WORK INSTRUCTIONS — Check every line of the entries that follow, and copy the ones containing "宁波大学".

Stored dataset items:
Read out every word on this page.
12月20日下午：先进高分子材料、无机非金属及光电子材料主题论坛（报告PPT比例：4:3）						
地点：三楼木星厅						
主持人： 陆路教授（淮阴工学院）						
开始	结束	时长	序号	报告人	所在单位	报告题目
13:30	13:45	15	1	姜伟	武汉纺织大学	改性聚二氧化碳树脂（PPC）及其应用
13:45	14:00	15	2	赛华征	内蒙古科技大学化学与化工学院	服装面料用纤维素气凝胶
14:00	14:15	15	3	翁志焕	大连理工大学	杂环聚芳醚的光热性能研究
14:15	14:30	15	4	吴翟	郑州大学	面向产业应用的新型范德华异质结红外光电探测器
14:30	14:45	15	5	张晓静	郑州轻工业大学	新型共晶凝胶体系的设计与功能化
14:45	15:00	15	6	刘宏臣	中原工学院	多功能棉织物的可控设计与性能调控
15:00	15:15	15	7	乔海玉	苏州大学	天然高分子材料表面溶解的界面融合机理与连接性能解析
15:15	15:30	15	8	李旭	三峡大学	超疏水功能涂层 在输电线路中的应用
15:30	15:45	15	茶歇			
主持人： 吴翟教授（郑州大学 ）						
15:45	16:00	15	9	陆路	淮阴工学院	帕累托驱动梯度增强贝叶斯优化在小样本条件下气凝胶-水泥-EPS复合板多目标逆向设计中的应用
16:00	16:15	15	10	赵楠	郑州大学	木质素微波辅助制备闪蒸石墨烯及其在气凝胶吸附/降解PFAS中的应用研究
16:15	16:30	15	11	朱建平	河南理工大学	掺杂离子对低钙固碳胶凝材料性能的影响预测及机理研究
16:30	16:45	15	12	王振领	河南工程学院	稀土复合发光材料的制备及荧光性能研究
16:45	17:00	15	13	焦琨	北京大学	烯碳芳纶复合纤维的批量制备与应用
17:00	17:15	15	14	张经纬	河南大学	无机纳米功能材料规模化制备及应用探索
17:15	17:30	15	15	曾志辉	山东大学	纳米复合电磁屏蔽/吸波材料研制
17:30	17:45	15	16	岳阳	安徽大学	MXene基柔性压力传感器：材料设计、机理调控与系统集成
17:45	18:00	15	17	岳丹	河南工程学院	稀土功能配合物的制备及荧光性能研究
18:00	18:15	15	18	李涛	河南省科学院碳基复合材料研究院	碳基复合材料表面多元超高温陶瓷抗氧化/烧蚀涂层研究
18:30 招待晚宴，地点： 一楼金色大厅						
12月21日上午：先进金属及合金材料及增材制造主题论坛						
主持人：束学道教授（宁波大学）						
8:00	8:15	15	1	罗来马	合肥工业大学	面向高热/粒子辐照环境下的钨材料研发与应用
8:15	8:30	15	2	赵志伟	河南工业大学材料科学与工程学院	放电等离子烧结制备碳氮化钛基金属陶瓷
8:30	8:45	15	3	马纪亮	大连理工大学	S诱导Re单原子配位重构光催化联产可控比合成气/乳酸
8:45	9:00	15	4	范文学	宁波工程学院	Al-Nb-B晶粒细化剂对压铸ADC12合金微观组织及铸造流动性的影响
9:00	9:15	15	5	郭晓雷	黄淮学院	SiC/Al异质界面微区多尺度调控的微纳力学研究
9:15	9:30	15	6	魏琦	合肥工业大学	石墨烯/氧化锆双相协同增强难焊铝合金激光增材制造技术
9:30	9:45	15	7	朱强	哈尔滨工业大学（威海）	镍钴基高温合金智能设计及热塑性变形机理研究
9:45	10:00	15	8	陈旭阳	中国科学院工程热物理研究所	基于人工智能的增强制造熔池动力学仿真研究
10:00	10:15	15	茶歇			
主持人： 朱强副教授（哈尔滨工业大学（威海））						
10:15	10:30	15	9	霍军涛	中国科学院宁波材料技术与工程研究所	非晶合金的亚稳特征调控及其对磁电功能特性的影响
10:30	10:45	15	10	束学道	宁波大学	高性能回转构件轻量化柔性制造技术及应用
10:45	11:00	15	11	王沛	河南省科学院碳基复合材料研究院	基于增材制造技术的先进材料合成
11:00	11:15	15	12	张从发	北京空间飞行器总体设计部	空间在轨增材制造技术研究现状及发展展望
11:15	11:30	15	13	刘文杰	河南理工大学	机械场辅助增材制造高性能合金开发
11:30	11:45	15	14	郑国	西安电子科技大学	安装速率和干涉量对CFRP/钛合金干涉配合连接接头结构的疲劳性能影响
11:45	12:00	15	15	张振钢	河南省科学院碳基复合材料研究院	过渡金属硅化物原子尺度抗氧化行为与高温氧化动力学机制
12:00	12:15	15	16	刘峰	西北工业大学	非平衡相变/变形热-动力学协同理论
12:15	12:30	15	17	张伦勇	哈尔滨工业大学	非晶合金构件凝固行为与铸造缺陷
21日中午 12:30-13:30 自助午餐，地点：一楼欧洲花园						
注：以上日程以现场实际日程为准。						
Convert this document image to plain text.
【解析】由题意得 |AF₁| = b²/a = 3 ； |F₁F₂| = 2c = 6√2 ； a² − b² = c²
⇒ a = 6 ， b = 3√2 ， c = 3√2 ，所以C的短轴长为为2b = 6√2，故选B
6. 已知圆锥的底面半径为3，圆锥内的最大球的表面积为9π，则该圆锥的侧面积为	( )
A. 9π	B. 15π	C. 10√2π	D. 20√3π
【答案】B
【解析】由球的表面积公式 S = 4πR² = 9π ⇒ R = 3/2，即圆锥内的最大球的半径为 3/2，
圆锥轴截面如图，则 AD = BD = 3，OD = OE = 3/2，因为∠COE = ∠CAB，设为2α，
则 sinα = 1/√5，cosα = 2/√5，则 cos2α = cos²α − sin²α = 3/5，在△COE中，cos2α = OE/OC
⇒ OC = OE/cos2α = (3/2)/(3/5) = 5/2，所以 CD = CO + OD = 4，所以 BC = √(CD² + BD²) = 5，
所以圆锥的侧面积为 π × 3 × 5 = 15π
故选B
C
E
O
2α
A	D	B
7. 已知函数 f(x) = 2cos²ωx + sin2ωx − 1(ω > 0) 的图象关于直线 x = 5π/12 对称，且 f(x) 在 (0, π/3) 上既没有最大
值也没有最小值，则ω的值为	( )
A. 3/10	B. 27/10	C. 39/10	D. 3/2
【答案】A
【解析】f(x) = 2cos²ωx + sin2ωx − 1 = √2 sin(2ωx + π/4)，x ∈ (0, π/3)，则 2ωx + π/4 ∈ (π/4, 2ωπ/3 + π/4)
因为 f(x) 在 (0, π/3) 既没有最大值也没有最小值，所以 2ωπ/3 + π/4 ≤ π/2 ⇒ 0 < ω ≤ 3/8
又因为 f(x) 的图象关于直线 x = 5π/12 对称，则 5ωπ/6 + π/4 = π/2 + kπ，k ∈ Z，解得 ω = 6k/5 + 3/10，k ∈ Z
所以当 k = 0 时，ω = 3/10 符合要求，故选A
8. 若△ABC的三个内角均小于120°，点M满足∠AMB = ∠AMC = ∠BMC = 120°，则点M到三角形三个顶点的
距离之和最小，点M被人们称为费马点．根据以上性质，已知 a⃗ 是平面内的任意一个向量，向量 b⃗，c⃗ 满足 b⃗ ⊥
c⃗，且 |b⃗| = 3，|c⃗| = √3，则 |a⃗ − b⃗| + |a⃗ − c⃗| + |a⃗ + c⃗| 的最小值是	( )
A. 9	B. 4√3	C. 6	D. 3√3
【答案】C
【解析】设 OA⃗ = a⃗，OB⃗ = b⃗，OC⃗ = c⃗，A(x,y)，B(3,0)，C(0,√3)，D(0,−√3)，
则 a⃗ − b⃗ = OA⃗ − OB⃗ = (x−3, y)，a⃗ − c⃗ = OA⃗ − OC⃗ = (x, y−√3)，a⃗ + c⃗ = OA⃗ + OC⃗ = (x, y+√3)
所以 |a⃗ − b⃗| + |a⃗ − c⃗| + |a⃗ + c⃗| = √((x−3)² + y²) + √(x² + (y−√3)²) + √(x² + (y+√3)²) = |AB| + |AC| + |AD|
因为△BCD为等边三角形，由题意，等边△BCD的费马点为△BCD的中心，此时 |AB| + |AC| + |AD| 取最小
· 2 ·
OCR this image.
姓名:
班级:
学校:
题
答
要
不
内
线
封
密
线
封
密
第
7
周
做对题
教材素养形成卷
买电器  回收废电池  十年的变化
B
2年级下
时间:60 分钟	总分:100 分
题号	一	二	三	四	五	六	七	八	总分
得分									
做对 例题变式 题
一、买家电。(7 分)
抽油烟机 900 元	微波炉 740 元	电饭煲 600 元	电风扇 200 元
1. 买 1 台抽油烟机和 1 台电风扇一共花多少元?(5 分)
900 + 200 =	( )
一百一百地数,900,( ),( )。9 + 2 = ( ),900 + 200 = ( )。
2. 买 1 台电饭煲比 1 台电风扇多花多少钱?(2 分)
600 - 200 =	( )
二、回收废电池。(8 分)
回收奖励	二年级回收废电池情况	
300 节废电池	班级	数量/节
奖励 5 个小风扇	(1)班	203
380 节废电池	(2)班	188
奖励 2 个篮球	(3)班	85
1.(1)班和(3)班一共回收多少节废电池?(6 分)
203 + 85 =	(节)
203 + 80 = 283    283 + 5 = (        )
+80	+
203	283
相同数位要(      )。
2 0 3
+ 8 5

WRITTEN RESPONSE —
主持人：束学道教授（宁波大学）						
10:30	10:45	15	10	束学道	宁波大学	高性能回转构件轻量化柔性制造技术及应用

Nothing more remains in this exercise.